**Objective:** Reproduce each line of the records below, substituting "window-tab" for every occurrence of "browser-tab" and leaving everything else unchanged. Omit the pictures from the output.

**Listed entries:**
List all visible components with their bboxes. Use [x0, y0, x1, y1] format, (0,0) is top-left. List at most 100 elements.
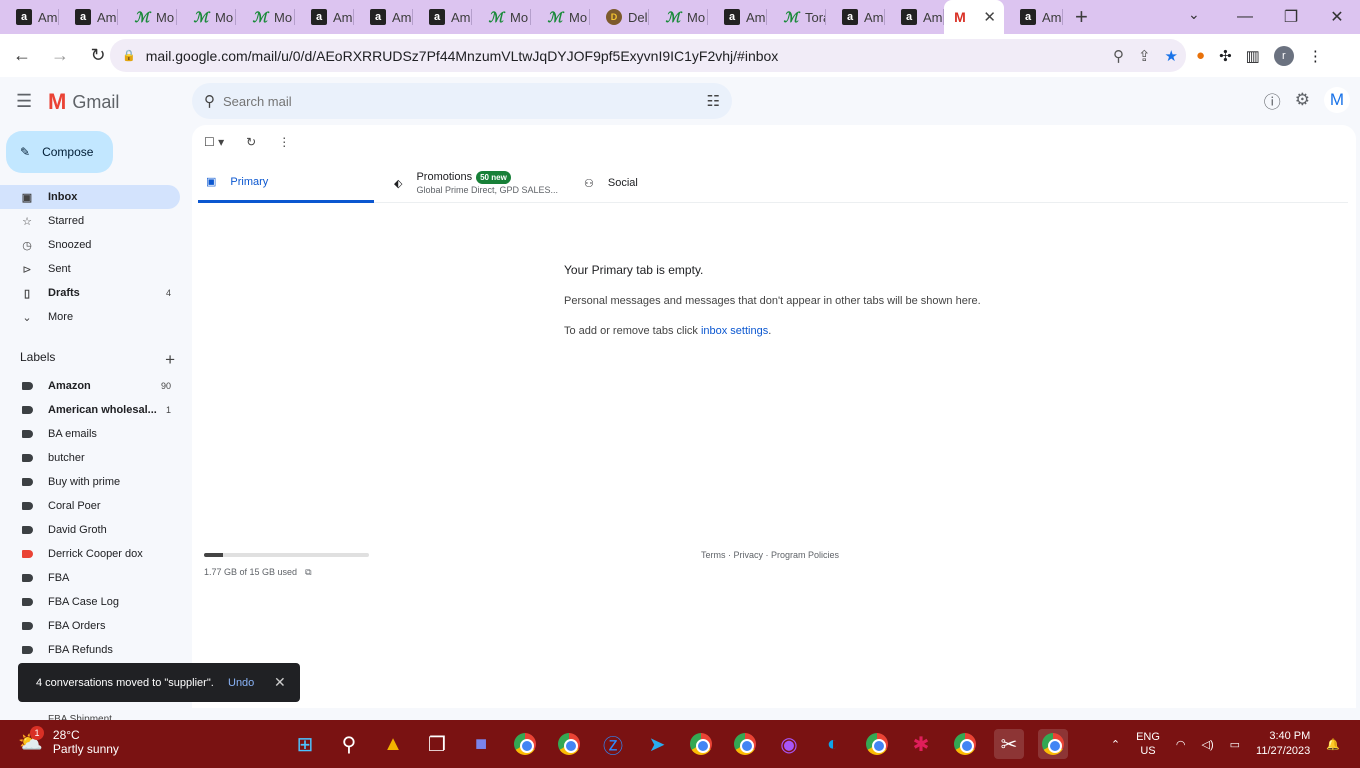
refresh-icon[interactable]: ↻ — [246, 135, 256, 149]
search-icon[interactable]: ⚲ — [204, 92, 215, 110]
browser-tab[interactable]: ℳ Tora — [767, 0, 826, 34]
help-icon[interactable]: ⓘ — [1264, 88, 1281, 113]
close-tab-icon[interactable]: ✕ — [983, 8, 996, 26]
browser-tab[interactable]: ℳ Mo — [531, 0, 590, 34]
tab-search-icon[interactable]: ⌄ — [1188, 6, 1200, 23]
slack-icon[interactable]: ✱ — [906, 729, 936, 759]
chrome-icon[interactable] — [510, 729, 540, 759]
terms-link[interactable]: Terms — [701, 550, 726, 560]
share-icon[interactable]: ⇪ — [1138, 47, 1151, 65]
select-all-checkbox[interactable]: ☐ ▾ — [204, 135, 224, 149]
back-button[interactable]: ← — [6, 40, 38, 72]
undo-button[interactable]: Undo — [228, 677, 254, 689]
new-tab-button[interactable]: + — [1075, 0, 1088, 34]
chrome-icon[interactable] — [862, 729, 892, 759]
label-item[interactable]: David Groth — [0, 518, 180, 542]
add-label-button[interactable]: + — [165, 350, 175, 370]
tab-promotions[interactable]: ⬖ Promotions 50 new Global Prime Direct, … — [394, 163, 574, 203]
browser-tab[interactable]: ℳ Mo — [118, 0, 177, 34]
main-menu-icon[interactable]: ☰ — [16, 91, 32, 112]
label-item[interactable]: Amazon 90 — [0, 374, 180, 398]
telegram-icon[interactable]: ➤ — [642, 729, 672, 759]
browser-tab[interactable]: ℳ Mo — [177, 0, 236, 34]
extension-icon[interactable]: ● — [1196, 47, 1205, 64]
sidebar-item-more[interactable]: ⌄ More — [0, 305, 180, 329]
open-external-icon[interactable]: ⧉ — [305, 567, 311, 578]
chevron-up-icon[interactable]: ⌃ — [1111, 738, 1120, 751]
browser-tab[interactable]: a Am — [885, 0, 944, 34]
browser-tab[interactable]: a Am — [59, 0, 118, 34]
restore-button[interactable]: ❐ — [1268, 7, 1314, 27]
label-item[interactable]: American wholesal... 1 — [0, 398, 180, 422]
notification-bell-icon[interactable]: 🔔 — [1326, 738, 1340, 751]
browser-tab[interactable]: a Am — [0, 0, 59, 34]
clock[interactable]: 3:40 PM 11/27/2023 — [1256, 729, 1310, 759]
label-item[interactable]: BA emails — [0, 422, 180, 446]
app-icon[interactable]: ▲ — [378, 729, 408, 759]
browser-tab[interactable]: a Am — [708, 0, 767, 34]
battery-icon[interactable]: ▭ — [1230, 738, 1240, 751]
messenger-icon[interactable]: ◉ — [774, 729, 804, 759]
browser-tab[interactable]: ℳ Mo — [649, 0, 708, 34]
chrome-icon[interactable] — [950, 729, 980, 759]
label-item[interactable]: Coral Poer — [0, 494, 180, 518]
sidebar-item-sent[interactable]: ⊳ Sent — [0, 257, 180, 281]
sidebar-item-inbox[interactable]: ▣ Inbox — [0, 185, 180, 209]
browser-tab[interactable]: a Am — [354, 0, 413, 34]
volume-icon[interactable]: ◁) — [1202, 738, 1214, 751]
minimize-button[interactable]: — — [1222, 8, 1268, 26]
tab-social[interactable]: ⚇ Social — [584, 163, 704, 203]
side-panel-icon[interactable]: ▥ — [1246, 47, 1260, 65]
program-policies-link[interactable]: Program Policies — [771, 550, 839, 560]
weather-widget[interactable]: ⛅ 1 28°C Partly sunny — [18, 726, 119, 756]
close-window-button[interactable]: ✕ — [1314, 7, 1360, 27]
browser-tab[interactable]: ℳ Mo — [472, 0, 531, 34]
forward-button[interactable]: → — [44, 40, 76, 72]
label-item[interactable]: Buy with prime — [0, 470, 180, 494]
zoom-icon[interactable]: ⚲ — [1113, 47, 1124, 65]
label-item[interactable]: butcher — [0, 446, 180, 470]
label-item[interactable]: FBA Orders — [0, 614, 180, 638]
chrome-icon[interactable] — [1038, 729, 1068, 759]
privacy-link[interactable]: Privacy — [734, 550, 764, 560]
language-indicator[interactable]: ENG US — [1136, 730, 1160, 758]
label-item[interactable]: Derrick Cooper dox — [0, 542, 180, 566]
meet-icon[interactable]: ■ — [466, 729, 496, 759]
wifi-icon[interactable]: ◠ — [1176, 738, 1186, 751]
inbox-settings-link[interactable]: inbox settings — [701, 325, 768, 337]
profile-avatar[interactable]: r — [1273, 45, 1294, 66]
search-input[interactable] — [223, 93, 683, 109]
label-item[interactable]: FBA Refunds — [0, 638, 180, 662]
browser-tab[interactable]: D Deli — [590, 0, 649, 34]
browser-tab[interactable]: a Am — [1004, 0, 1063, 34]
sidebar-item-snoozed[interactable]: ◷ Snoozed — [0, 233, 180, 257]
task-view-icon[interactable]: ❐ — [422, 729, 452, 759]
account-avatar[interactable]: M — [1324, 87, 1350, 113]
chrome-menu-icon[interactable]: ⋮ — [1308, 47, 1323, 65]
compose-button[interactable]: ✎ Compose — [6, 131, 113, 173]
gmail-logo[interactable]: M Gmail — [48, 89, 119, 115]
label-item[interactable]: FBA Case Log — [0, 590, 180, 614]
edge-icon[interactable]: ◐ — [818, 729, 848, 759]
browser-tab[interactable]: ℳ Mo — [236, 0, 295, 34]
start-icon[interactable]: ⊞ — [290, 729, 320, 759]
address-bar[interactable]: 🔒 mail.google.com/mail/u/0/d/AEoRXRRUDSz… — [110, 39, 1186, 72]
search-options-icon[interactable]: ☷ — [707, 92, 720, 110]
sidebar-item-starred[interactable]: ☆ Starred — [0, 209, 180, 233]
chrome-icon[interactable] — [730, 729, 760, 759]
browser-tab[interactable]: a Am — [413, 0, 472, 34]
sidebar-item-drafts[interactable]: ▯ Drafts 4 — [0, 281, 180, 305]
tab-primary[interactable]: ▣ Primary — [198, 163, 374, 203]
search-icon[interactable]: ⚲ — [334, 729, 364, 759]
browser-tab[interactable]: M ✕ — [944, 0, 1004, 34]
chrome-icon[interactable] — [686, 729, 716, 759]
more-actions-icon[interactable]: ⋮ — [278, 135, 290, 149]
puzzle-icon[interactable]: ✣ — [1219, 47, 1232, 65]
browser-tab[interactable]: a Am — [295, 0, 354, 34]
close-snackbar-icon[interactable]: ✕ — [274, 674, 286, 691]
browser-tab[interactable]: a Am — [826, 0, 885, 34]
bookmark-star-icon[interactable]: ★ — [1165, 47, 1178, 65]
chrome-icon[interactable] — [554, 729, 584, 759]
zoom-app-icon[interactable]: Ⓩ — [598, 729, 628, 759]
snipping-tool-icon[interactable]: ✂ — [994, 729, 1024, 759]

**Answer to the exercise:**
List all visible components with their bboxes. Use [x0, y0, x1, y1] format, (0,0) is top-left. List at most 100 elements.
refresh-icon[interactable]: ↻ — [246, 135, 256, 149]
search-icon[interactable]: ⚲ — [204, 92, 215, 110]
window-tab[interactable]: ℳ Tora — [767, 0, 826, 34]
help-icon[interactable]: ⓘ — [1264, 88, 1281, 113]
close-tab-icon[interactable]: ✕ — [983, 8, 996, 26]
window-tab[interactable]: ℳ Mo — [531, 0, 590, 34]
tab-search-icon[interactable]: ⌄ — [1188, 6, 1200, 23]
slack-icon[interactable]: ✱ — [906, 729, 936, 759]
chrome-icon[interactable] — [510, 729, 540, 759]
terms-link[interactable]: Terms — [701, 550, 726, 560]
share-icon[interactable]: ⇪ — [1138, 47, 1151, 65]
select-all-checkbox[interactable]: ☐ ▾ — [204, 135, 224, 149]
back-button[interactable]: ← — [6, 40, 38, 72]
undo-button[interactable]: Undo — [228, 677, 254, 689]
new-tab-button[interactable]: + — [1075, 0, 1088, 34]
chrome-icon[interactable] — [862, 729, 892, 759]
label-item[interactable]: David Groth — [0, 518, 180, 542]
add-label-button[interactable]: + — [165, 350, 175, 370]
tab-promotions[interactable]: ⬖ Promotions 50 new Global Prime Direct, … — [394, 163, 574, 203]
window-tab[interactable]: ℳ Mo — [118, 0, 177, 34]
main-menu-icon[interactable]: ☰ — [16, 91, 32, 112]
label-item[interactable]: Amazon 90 — [0, 374, 180, 398]
telegram-icon[interactable]: ➤ — [642, 729, 672, 759]
window-tab[interactable]: ℳ Mo — [177, 0, 236, 34]
extension-icon[interactable]: ● — [1196, 47, 1205, 64]
sidebar-item-more[interactable]: ⌄ More — [0, 305, 180, 329]
open-external-icon[interactable]: ⧉ — [305, 567, 311, 578]
chevron-up-icon[interactable]: ⌃ — [1111, 738, 1120, 751]
window-tab[interactable]: a Am — [885, 0, 944, 34]
window-tab[interactable]: a Am — [59, 0, 118, 34]
restore-button[interactable]: ❐ — [1268, 7, 1314, 27]
label-item[interactable]: American wholesal... 1 — [0, 398, 180, 422]
notification-bell-icon[interactable]: 🔔 — [1326, 738, 1340, 751]
window-tab[interactable]: a Am — [0, 0, 59, 34]
clock[interactable]: 3:40 PM 11/27/2023 — [1256, 729, 1310, 759]
label-item[interactable]: BA emails — [0, 422, 180, 446]
app-icon[interactable]: ▲ — [378, 729, 408, 759]
window-tab[interactable]: a Am — [708, 0, 767, 34]
battery-icon[interactable]: ▭ — [1230, 738, 1240, 751]
messenger-icon[interactable]: ◉ — [774, 729, 804, 759]
window-tab[interactable]: ℳ Mo — [649, 0, 708, 34]
chrome-icon[interactable] — [950, 729, 980, 759]
label-item[interactable]: Coral Poer — [0, 494, 180, 518]
sidebar-item-sent[interactable]: ⊳ Sent — [0, 257, 180, 281]
sidebar-item-inbox[interactable]: ▣ Inbox — [0, 185, 180, 209]
window-tab[interactable]: a Am — [354, 0, 413, 34]
volume-icon[interactable]: ◁) — [1202, 738, 1214, 751]
minimize-button[interactable]: — — [1222, 8, 1268, 26]
tab-social[interactable]: ⚇ Social — [584, 163, 704, 203]
side-panel-icon[interactable]: ▥ — [1246, 47, 1260, 65]
program-policies-link[interactable]: Program Policies — [771, 550, 839, 560]
weather-widget[interactable]: ⛅ 1 28°C Partly sunny — [18, 726, 119, 756]
close-window-button[interactable]: ✕ — [1314, 7, 1360, 27]
window-tab[interactable]: ℳ Mo — [472, 0, 531, 34]
forward-button[interactable]: → — [44, 40, 76, 72]
label-item[interactable]: Buy with prime — [0, 470, 180, 494]
zoom-icon[interactable]: ⚲ — [1113, 47, 1124, 65]
label-item[interactable]: butcher — [0, 446, 180, 470]
label-item[interactable]: FBA Orders — [0, 614, 180, 638]
chrome-icon[interactable] — [1038, 729, 1068, 759]
privacy-link[interactable]: Privacy — [734, 550, 764, 560]
language-indicator[interactable]: ENG US — [1136, 730, 1160, 758]
label-item[interactable]: Derrick Cooper dox — [0, 542, 180, 566]
meet-icon[interactable]: ■ — [466, 729, 496, 759]
wifi-icon[interactable]: ◠ — [1176, 738, 1186, 751]
inbox-settings-link[interactable]: inbox settings — [701, 325, 768, 337]
profile-avatar[interactable]: r — [1273, 45, 1294, 66]
search-input[interactable] — [223, 93, 683, 109]
label-item[interactable]: FBA Refunds — [0, 638, 180, 662]
window-tab[interactable]: D Deli — [590, 0, 649, 34]
window-tab[interactable]: a Am — [1004, 0, 1063, 34]
sidebar-item-snoozed[interactable]: ◷ Snoozed — [0, 233, 180, 257]
task-view-icon[interactable]: ❐ — [422, 729, 452, 759]
account-avatar[interactable]: M — [1324, 87, 1350, 113]
chrome-menu-icon[interactable]: ⋮ — [1308, 47, 1323, 65]
compose-button[interactable]: ✎ Compose — [6, 131, 113, 173]
gmail-logo[interactable]: M Gmail — [48, 89, 119, 115]
label-item[interactable]: FBA Case Log — [0, 590, 180, 614]
edge-icon[interactable]: ◐ — [818, 729, 848, 759]
window-tab[interactable]: ℳ Mo — [236, 0, 295, 34]
start-icon[interactable]: ⊞ — [290, 729, 320, 759]
address-bar[interactable]: 🔒 mail.google.com/mail/u/0/d/AEoRXRRUDSz… — [110, 39, 1186, 72]
search-options-icon[interactable]: ☷ — [707, 92, 720, 110]
sidebar-item-starred[interactable]: ☆ Starred — [0, 209, 180, 233]
chrome-icon[interactable] — [730, 729, 760, 759]
window-tab[interactable]: a Am — [413, 0, 472, 34]
sidebar-item-drafts[interactable]: ▯ Drafts 4 — [0, 281, 180, 305]
tab-primary[interactable]: ▣ Primary — [198, 163, 374, 203]
search-icon[interactable]: ⚲ — [334, 729, 364, 759]
window-tab[interactable]: M ✕ — [944, 0, 1004, 34]
chrome-icon[interactable] — [686, 729, 716, 759]
more-actions-icon[interactable]: ⋮ — [278, 135, 290, 149]
puzzle-icon[interactable]: ✣ — [1219, 47, 1232, 65]
window-tab[interactable]: a Am — [295, 0, 354, 34]
close-snackbar-icon[interactable]: ✕ — [274, 674, 286, 691]
window-tab[interactable]: a Am — [826, 0, 885, 34]
bookmark-star-icon[interactable]: ★ — [1165, 47, 1178, 65]
chrome-icon[interactable] — [554, 729, 584, 759]
zoom-app-icon[interactable]: Ⓩ — [598, 729, 628, 759]
snipping-tool-icon[interactable]: ✂ — [994, 729, 1024, 759]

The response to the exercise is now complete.